Repeat, exactly and completely, the entries shown underneath.

[Recorded data]
--------------------------------
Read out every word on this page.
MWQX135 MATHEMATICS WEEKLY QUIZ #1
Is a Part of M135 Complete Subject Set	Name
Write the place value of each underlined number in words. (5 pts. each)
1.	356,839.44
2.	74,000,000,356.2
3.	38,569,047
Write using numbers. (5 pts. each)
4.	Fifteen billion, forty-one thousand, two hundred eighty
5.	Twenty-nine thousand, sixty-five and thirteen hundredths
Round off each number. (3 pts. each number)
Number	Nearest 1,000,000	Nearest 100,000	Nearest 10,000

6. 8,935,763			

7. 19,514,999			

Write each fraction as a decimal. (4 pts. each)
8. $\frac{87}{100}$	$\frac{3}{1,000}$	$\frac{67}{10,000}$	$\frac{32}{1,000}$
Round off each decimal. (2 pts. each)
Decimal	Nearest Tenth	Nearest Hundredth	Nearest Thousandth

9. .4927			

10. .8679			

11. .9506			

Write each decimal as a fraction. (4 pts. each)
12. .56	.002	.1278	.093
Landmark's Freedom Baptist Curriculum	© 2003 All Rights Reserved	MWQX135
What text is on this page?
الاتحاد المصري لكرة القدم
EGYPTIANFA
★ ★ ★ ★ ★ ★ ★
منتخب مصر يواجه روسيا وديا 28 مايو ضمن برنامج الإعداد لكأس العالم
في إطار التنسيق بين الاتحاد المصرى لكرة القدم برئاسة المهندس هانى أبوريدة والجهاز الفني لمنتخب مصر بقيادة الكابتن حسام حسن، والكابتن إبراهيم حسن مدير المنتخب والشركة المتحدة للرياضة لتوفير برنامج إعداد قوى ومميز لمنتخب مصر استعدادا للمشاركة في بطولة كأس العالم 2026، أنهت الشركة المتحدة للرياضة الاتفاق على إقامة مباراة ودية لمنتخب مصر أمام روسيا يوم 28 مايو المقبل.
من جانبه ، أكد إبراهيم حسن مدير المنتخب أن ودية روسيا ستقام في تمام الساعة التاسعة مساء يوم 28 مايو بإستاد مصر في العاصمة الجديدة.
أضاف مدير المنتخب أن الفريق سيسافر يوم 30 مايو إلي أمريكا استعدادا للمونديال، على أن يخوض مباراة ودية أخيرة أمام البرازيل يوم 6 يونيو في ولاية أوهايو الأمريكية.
--------------------------------
**Response to the task**
Read out every word on this page.
MWQX135 MATHEMATICS WEEKLY QUIZ #1
Is a Part of M135 Complete Subject Set	Name
Write the place value of each underlined number in words. (5 pts. each)
1.	356,839.44
2.	74,000,000,356.2
3.	38,569,047
Write using numbers. (5 pts. each)
4.	Fifteen billion, forty-one thousand, two hundred eighty
5.	Twenty-nine thousand, sixty-five and thirteen hundredths
Round off each number. (3 pts. each number)
Number	Nearest 1,000,000	Nearest 100,000	Nearest 10,000

6. 8,935,763			

7. 19,514,999			

Write each fraction as a decimal. (4 pts. each)
8. $\frac{87}{100}$	$\frac{3}{1,000}$	$\frac{67}{10,000}$	$\frac{32}{1,000}$
Round off each decimal. (2 pts. each)
Decimal	Nearest Tenth	Nearest Hundredth	Nearest Thousandth

9. .4927			

10. .8679			

11. .9506			

Write each decimal as a fraction. (4 pts. each)
12. .56	.002	.1278	.093
Landmark's Freedom Baptist Curriculum	© 2003 All Rights Reserved	MWQX135
What text is on this page?
الاتحاد المصري لكرة القدم
EGYPTIANFA
★ ★ ★ ★ ★ ★ ★
منتخب مصر يواجه روسيا وديا 28 مايو ضمن برنامج الإعداد لكأس العالم
في إطار التنسيق بين الاتحاد المصرى لكرة القدم برئاسة المهندس هانى أبوريدة والجهاز الفني لمنتخب مصر بقيادة الكابتن حسام حسن، والكابتن إبراهيم حسن مدير المنتخب والشركة المتحدة للرياضة لتوفير برنامج إعداد قوى ومميز لمنتخب مصر استعدادا للمشاركة في بطولة كأس العالم 2026، أنهت الشركة المتحدة للرياضة الاتفاق على إقامة مباراة ودية لمنتخب مصر أمام روسيا يوم 28 مايو المقبل.
من جانبه ، أكد إبراهيم حسن مدير المنتخب أن ودية روسيا ستقام في تمام الساعة التاسعة مساء يوم 28 مايو بإستاد مصر في العاصمة الجديدة.
أضاف مدير المنتخب أن الفريق سيسافر يوم 30 مايو إلي أمريكا استعدادا للمونديال، على أن يخوض مباراة ودية أخيرة أمام البرازيل يوم 6 يونيو في ولاية أوهايو الأمريكية.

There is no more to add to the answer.